* **EXERCISE TASK**
Emit the line that holds "Extract all readable text from this page." and all lines following it through the end of the data, verbatim, and nothing else.

___ EXERCISE MATERIAL ___

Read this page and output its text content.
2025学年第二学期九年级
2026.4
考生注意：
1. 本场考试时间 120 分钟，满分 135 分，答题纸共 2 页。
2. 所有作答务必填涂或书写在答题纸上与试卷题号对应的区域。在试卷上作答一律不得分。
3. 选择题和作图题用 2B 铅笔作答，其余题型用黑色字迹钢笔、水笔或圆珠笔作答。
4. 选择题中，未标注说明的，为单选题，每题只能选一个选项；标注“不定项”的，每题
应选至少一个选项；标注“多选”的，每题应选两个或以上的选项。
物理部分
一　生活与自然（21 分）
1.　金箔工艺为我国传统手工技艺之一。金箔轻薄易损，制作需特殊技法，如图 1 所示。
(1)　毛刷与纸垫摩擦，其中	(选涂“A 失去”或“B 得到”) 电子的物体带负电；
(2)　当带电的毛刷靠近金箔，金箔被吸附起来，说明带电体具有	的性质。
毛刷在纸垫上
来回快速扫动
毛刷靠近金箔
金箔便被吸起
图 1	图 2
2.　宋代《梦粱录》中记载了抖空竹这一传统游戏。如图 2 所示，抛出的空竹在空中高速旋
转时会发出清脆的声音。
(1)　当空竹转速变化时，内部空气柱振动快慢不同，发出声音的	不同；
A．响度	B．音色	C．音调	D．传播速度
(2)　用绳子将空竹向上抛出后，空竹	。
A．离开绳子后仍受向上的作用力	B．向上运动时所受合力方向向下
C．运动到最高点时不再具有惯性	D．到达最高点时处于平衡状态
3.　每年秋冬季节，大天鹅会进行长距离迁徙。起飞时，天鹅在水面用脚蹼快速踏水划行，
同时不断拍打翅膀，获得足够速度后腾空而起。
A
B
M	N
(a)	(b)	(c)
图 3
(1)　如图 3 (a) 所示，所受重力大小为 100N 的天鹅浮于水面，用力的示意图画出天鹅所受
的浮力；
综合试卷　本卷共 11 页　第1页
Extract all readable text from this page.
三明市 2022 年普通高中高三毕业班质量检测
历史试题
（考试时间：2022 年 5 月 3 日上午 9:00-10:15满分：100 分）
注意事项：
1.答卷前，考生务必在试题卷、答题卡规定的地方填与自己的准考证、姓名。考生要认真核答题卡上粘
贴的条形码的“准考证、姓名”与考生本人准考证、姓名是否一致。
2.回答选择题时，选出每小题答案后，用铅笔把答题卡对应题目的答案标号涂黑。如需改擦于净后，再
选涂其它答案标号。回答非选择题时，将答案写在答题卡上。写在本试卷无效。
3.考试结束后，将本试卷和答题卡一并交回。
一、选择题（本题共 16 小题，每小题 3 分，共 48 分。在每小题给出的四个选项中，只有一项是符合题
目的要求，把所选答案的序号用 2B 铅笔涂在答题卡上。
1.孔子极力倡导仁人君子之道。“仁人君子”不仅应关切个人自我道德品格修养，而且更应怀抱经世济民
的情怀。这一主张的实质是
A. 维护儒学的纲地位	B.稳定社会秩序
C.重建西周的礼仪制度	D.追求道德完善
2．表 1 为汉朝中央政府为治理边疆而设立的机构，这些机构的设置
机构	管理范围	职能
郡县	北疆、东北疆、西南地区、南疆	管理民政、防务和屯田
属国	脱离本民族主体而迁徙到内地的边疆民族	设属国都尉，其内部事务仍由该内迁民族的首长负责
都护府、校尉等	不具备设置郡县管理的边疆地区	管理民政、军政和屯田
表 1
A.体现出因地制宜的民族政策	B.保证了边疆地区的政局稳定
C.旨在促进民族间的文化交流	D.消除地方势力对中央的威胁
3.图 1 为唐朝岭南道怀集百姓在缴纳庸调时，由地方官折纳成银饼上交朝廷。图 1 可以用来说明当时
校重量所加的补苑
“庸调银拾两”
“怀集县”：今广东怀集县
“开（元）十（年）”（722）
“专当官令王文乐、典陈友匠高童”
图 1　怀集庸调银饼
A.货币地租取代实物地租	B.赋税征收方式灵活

___

* **EXERCISE RESPONSE**
Extract all readable text from this page.
三明市 2022 年普通高中高三毕业班质量检测
历史试题
（考试时间：2022 年 5 月 3 日上午 9:00-10:15满分：100 分）
注意事项：
1.答卷前，考生务必在试题卷、答题卡规定的地方填与自己的准考证、姓名。考生要认真核答题卡上粘
贴的条形码的“准考证、姓名”与考生本人准考证、姓名是否一致。
2.回答选择题时，选出每小题答案后，用铅笔把答题卡对应题目的答案标号涂黑。如需改擦于净后，再
选涂其它答案标号。回答非选择题时，将答案写在答题卡上。写在本试卷无效。
3.考试结束后，将本试卷和答题卡一并交回。
一、选择题（本题共 16 小题，每小题 3 分，共 48 分。在每小题给出的四个选项中，只有一项是符合题
目的要求，把所选答案的序号用 2B 铅笔涂在答题卡上。
1.孔子极力倡导仁人君子之道。“仁人君子”不仅应关切个人自我道德品格修养，而且更应怀抱经世济民
的情怀。这一主张的实质是
A. 维护儒学的纲地位	B.稳定社会秩序
C.重建西周的礼仪制度	D.追求道德完善
2．表 1 为汉朝中央政府为治理边疆而设立的机构，这些机构的设置
机构	管理范围	职能
郡县	北疆、东北疆、西南地区、南疆	管理民政、防务和屯田
属国	脱离本民族主体而迁徙到内地的边疆民族	设属国都尉，其内部事务仍由该内迁民族的首长负责
都护府、校尉等	不具备设置郡县管理的边疆地区	管理民政、军政和屯田
表 1
A.体现出因地制宜的民族政策	B.保证了边疆地区的政局稳定
C.旨在促进民族间的文化交流	D.消除地方势力对中央的威胁
3.图 1 为唐朝岭南道怀集百姓在缴纳庸调时，由地方官折纳成银饼上交朝廷。图 1 可以用来说明当时
校重量所加的补苑
“庸调银拾两”
“怀集县”：今广东怀集县
“开（元）十（年）”（722）
“专当官令王文乐、典陈友匠高童”
图 1　怀集庸调银饼
A.货币地租取代实物地租	B.赋税征收方式灵活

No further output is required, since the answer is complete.